Leave out the pictures and repeat every record exactly.

───── LISTED ENTRIES ─────

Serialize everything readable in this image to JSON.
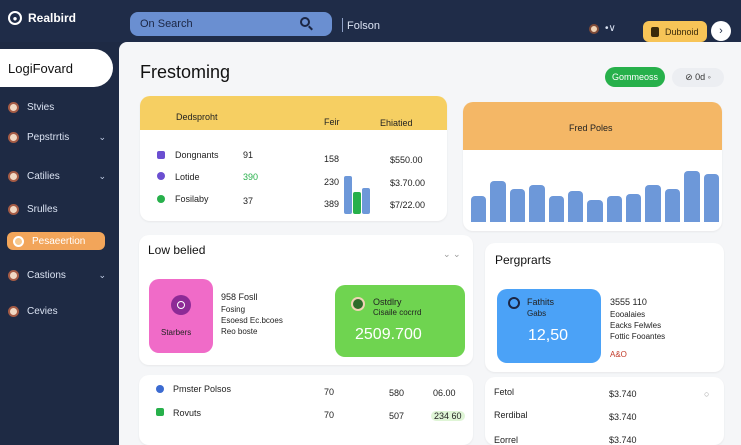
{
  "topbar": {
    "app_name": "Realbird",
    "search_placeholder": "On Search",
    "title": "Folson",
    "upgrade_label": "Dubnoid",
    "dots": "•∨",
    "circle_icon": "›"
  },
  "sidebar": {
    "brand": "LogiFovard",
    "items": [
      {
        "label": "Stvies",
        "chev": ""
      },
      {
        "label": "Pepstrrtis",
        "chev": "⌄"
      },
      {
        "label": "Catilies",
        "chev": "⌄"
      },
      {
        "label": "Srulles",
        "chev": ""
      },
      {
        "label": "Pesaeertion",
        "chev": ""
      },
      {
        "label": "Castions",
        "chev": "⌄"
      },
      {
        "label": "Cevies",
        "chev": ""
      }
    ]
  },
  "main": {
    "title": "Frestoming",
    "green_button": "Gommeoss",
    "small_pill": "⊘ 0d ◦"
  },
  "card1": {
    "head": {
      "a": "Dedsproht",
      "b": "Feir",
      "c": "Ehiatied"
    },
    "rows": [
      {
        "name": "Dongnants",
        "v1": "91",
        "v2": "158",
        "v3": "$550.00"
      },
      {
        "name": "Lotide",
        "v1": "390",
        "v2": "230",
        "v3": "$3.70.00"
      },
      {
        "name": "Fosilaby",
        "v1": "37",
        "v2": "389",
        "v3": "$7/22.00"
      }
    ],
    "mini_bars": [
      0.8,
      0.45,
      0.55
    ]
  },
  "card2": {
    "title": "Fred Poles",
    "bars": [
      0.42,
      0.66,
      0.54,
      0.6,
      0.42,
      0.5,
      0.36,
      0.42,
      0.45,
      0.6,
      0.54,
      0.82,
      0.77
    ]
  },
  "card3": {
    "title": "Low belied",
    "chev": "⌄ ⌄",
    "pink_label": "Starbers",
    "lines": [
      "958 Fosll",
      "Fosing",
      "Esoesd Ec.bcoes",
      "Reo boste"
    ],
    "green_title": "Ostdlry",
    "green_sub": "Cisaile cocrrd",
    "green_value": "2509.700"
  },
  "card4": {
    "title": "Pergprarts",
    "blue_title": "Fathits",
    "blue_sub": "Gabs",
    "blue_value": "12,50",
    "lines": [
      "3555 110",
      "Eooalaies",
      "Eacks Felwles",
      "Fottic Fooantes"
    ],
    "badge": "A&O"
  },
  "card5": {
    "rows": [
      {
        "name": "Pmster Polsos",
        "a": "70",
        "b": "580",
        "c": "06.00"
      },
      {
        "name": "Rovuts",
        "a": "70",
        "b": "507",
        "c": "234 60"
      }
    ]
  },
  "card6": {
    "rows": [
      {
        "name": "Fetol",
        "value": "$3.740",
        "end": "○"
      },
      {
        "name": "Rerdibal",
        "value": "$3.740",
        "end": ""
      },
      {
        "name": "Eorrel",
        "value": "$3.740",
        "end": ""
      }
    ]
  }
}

─────

ANSWER BELOW
Serialize everything readable in this image to JSON.
{
  "topbar": {
    "app_name": "Realbird",
    "search_placeholder": "On Search",
    "title": "Folson",
    "upgrade_label": "Dubnoid",
    "dots": "•∨",
    "circle_icon": "›"
  },
  "sidebar": {
    "brand": "LogiFovard",
    "items": [
      {
        "label": "Stvies",
        "chev": ""
      },
      {
        "label": "Pepstrrtis",
        "chev": "⌄"
      },
      {
        "label": "Catilies",
        "chev": "⌄"
      },
      {
        "label": "Srulles",
        "chev": ""
      },
      {
        "label": "Pesaeertion",
        "chev": ""
      },
      {
        "label": "Castions",
        "chev": "⌄"
      },
      {
        "label": "Cevies",
        "chev": ""
      }
    ]
  },
  "main": {
    "title": "Frestoming",
    "green_button": "Gommeoss",
    "small_pill": "⊘ 0d ◦"
  },
  "card1": {
    "head": {
      "a": "Dedsproht",
      "b": "Feir",
      "c": "Ehiatied"
    },
    "rows": [
      {
        "name": "Dongnants",
        "v1": "91",
        "v2": "158",
        "v3": "$550.00"
      },
      {
        "name": "Lotide",
        "v1": "390",
        "v2": "230",
        "v3": "$3.70.00"
      },
      {
        "name": "Fosilaby",
        "v1": "37",
        "v2": "389",
        "v3": "$7/22.00"
      }
    ],
    "mini_bars": [
      0.8,
      0.45,
      0.55
    ]
  },
  "card2": {
    "title": "Fred Poles",
    "bars": [
      0.42,
      0.66,
      0.54,
      0.6,
      0.42,
      0.5,
      0.36,
      0.42,
      0.45,
      0.6,
      0.54,
      0.82,
      0.77
    ]
  },
  "card3": {
    "title": "Low belied",
    "chev": "⌄ ⌄",
    "pink_label": "Starbers",
    "lines": [
      "958 Fosll",
      "Fosing",
      "Esoesd Ec.bcoes",
      "Reo boste"
    ],
    "green_title": "Ostdlry",
    "green_sub": "Cisaile cocrrd",
    "green_value": "2509.700"
  },
  "card4": {
    "title": "Pergprarts",
    "blue_title": "Fathits",
    "blue_sub": "Gabs",
    "blue_value": "12,50",
    "lines": [
      "3555 110",
      "Eooalaies",
      "Eacks Felwles",
      "Fottic Fooantes"
    ],
    "badge": "A&O"
  },
  "card5": {
    "rows": [
      {
        "name": "Pmster Polsos",
        "a": "70",
        "b": "580",
        "c": "06.00"
      },
      {
        "name": "Rovuts",
        "a": "70",
        "b": "507",
        "c": "234 60"
      }
    ]
  },
  "card6": {
    "rows": [
      {
        "name": "Fetol",
        "value": "$3.740",
        "end": "○"
      },
      {
        "name": "Rerdibal",
        "value": "$3.740",
        "end": ""
      },
      {
        "name": "Eorrel",
        "value": "$3.740",
        "end": ""
      }
    ]
  }
}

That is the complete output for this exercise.